▸ **Source data**
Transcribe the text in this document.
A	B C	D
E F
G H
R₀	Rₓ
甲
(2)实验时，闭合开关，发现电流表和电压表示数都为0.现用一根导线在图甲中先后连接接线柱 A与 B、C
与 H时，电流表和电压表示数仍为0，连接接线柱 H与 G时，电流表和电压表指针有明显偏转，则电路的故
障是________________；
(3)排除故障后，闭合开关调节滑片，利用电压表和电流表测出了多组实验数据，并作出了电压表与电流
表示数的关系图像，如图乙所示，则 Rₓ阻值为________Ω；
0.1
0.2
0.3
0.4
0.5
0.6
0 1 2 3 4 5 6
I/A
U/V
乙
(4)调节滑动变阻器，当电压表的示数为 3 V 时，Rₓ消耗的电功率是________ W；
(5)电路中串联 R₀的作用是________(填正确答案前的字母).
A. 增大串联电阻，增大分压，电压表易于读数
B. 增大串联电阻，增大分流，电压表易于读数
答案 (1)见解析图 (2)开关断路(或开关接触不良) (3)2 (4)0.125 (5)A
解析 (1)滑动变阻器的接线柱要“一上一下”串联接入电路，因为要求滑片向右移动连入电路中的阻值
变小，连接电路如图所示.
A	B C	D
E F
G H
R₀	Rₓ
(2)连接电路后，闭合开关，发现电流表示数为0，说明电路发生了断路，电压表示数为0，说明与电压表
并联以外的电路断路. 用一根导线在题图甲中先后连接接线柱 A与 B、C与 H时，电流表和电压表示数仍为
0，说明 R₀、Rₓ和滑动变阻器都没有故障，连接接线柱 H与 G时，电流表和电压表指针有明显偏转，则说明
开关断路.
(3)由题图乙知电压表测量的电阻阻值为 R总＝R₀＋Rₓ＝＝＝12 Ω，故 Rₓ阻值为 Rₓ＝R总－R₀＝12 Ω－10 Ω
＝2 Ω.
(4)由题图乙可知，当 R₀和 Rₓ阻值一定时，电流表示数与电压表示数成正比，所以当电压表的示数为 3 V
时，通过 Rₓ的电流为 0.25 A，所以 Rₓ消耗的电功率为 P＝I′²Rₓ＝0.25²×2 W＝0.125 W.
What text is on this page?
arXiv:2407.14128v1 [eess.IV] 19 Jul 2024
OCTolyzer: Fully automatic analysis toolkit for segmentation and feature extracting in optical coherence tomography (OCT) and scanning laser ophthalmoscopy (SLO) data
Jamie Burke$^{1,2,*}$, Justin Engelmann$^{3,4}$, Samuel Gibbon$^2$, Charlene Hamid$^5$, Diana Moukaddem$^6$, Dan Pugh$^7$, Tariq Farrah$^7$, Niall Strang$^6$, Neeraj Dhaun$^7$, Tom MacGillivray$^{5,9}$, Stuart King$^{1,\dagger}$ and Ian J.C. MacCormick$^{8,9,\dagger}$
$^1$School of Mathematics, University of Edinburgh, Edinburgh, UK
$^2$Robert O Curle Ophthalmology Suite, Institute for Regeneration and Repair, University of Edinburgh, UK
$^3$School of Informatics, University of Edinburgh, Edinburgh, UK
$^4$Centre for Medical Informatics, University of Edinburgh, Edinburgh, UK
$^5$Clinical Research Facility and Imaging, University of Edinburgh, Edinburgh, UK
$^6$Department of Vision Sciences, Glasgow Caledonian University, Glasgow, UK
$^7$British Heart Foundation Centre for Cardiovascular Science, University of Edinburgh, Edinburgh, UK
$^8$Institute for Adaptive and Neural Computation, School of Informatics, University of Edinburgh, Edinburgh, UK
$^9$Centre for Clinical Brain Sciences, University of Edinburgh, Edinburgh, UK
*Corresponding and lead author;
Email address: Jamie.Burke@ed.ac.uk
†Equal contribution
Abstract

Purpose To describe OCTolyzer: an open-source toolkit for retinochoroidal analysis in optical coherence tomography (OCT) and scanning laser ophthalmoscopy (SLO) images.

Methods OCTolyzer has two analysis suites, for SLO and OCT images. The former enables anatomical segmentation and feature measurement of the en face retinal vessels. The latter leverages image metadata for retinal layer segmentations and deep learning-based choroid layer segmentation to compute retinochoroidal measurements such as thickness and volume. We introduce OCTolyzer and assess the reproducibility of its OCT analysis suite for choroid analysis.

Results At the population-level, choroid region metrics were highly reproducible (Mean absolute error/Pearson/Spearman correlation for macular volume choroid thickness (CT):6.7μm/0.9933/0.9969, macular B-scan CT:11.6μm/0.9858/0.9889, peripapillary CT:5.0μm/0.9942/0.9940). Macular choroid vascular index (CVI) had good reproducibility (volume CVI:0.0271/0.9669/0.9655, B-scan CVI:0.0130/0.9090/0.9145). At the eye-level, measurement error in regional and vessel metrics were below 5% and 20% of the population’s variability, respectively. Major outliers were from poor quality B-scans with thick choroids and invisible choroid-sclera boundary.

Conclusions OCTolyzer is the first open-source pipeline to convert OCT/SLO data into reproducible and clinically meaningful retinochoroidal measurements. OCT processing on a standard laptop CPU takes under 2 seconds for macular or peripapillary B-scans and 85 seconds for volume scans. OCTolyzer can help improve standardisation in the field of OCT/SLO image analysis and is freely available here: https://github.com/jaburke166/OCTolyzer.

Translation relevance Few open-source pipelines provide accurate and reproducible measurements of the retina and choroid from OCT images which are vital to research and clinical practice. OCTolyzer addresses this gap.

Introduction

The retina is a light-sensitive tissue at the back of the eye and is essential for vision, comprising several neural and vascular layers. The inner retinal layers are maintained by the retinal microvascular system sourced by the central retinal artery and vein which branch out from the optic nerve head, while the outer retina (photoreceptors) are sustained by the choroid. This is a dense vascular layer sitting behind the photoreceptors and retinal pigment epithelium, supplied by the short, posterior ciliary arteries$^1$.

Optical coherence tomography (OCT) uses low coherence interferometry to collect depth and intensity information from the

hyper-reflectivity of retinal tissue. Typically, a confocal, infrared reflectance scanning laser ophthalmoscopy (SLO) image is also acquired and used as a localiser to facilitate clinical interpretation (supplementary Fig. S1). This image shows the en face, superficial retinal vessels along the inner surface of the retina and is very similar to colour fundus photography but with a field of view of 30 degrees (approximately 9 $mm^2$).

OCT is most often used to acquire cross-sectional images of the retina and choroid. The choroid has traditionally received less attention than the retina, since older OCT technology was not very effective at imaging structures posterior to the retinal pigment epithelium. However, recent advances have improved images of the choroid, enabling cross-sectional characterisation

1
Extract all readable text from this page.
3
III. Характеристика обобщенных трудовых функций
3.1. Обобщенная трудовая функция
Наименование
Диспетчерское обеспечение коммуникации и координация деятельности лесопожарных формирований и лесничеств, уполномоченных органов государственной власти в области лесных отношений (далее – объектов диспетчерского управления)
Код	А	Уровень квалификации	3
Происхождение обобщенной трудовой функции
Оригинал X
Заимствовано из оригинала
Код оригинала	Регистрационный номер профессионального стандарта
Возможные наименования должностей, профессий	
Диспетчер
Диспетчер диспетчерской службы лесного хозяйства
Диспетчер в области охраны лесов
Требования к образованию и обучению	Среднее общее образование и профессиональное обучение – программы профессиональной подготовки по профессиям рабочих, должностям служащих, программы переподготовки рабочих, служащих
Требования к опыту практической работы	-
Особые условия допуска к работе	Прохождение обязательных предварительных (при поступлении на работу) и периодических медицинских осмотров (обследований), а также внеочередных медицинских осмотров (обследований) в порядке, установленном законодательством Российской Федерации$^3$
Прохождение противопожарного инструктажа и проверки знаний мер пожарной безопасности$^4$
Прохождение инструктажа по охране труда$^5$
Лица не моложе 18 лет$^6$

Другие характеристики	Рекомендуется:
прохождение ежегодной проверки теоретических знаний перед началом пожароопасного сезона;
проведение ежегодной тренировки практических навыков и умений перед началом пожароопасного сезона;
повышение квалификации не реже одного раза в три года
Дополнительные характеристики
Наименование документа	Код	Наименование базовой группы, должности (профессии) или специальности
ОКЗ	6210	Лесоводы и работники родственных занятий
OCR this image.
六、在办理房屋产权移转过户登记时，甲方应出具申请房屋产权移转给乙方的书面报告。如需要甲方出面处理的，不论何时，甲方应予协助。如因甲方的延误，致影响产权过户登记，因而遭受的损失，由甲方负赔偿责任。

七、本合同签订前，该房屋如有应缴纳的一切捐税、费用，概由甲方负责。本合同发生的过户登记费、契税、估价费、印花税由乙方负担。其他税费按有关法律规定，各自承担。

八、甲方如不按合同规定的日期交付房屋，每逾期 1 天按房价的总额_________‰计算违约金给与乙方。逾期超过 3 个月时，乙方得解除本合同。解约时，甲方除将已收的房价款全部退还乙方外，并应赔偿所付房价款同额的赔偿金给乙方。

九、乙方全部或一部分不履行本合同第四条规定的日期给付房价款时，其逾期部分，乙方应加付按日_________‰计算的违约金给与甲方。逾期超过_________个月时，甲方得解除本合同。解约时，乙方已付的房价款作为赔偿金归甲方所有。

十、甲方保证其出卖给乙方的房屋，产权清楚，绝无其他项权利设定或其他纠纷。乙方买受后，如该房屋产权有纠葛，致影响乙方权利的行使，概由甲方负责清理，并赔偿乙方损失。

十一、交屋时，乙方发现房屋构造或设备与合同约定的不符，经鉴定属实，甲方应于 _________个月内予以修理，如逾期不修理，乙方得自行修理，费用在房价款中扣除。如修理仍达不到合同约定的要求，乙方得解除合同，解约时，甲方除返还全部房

▸ **Work required**
Output, unchanged, the lines from the line with "OCR this image." through the final line of the material.

▸ **Exercise response**
OCR this image.
六、在办理房屋产权移转过户登记时，甲方应出具申请房屋产权移转给乙方的书面报告。如需要甲方出面处理的，不论何时，甲方应予协助。如因甲方的延误，致影响产权过户登记，因而遭受的损失，由甲方负赔偿责任。

七、本合同签订前，该房屋如有应缴纳的一切捐税、费用，概由甲方负责。本合同发生的过户登记费、契税、估价费、印花税由乙方负担。其他税费按有关法律规定，各自承担。

八、甲方如不按合同规定的日期交付房屋，每逾期 1 天按房价的总额_________‰计算违约金给与乙方。逾期超过 3 个月时，乙方得解除本合同。解约时，甲方除将已收的房价款全部退还乙方外，并应赔偿所付房价款同额的赔偿金给乙方。

九、乙方全部或一部分不履行本合同第四条规定的日期给付房价款时，其逾期部分，乙方应加付按日_________‰计算的违约金给与甲方。逾期超过_________个月时，甲方得解除本合同。解约时，乙方已付的房价款作为赔偿金归甲方所有。

十、甲方保证其出卖给乙方的房屋，产权清楚，绝无其他项权利设定或其他纠纷。乙方买受后，如该房屋产权有纠葛，致影响乙方权利的行使，概由甲方负责清理，并赔偿乙方损失。

十一、交屋时，乙方发现房屋构造或设备与合同约定的不符，经鉴定属实，甲方应于 _________个月内予以修理，如逾期不修理，乙方得自行修理，费用在房价款中扣除。如修理仍达不到合同约定的要求，乙方得解除合同，解约时，甲方除返还全部房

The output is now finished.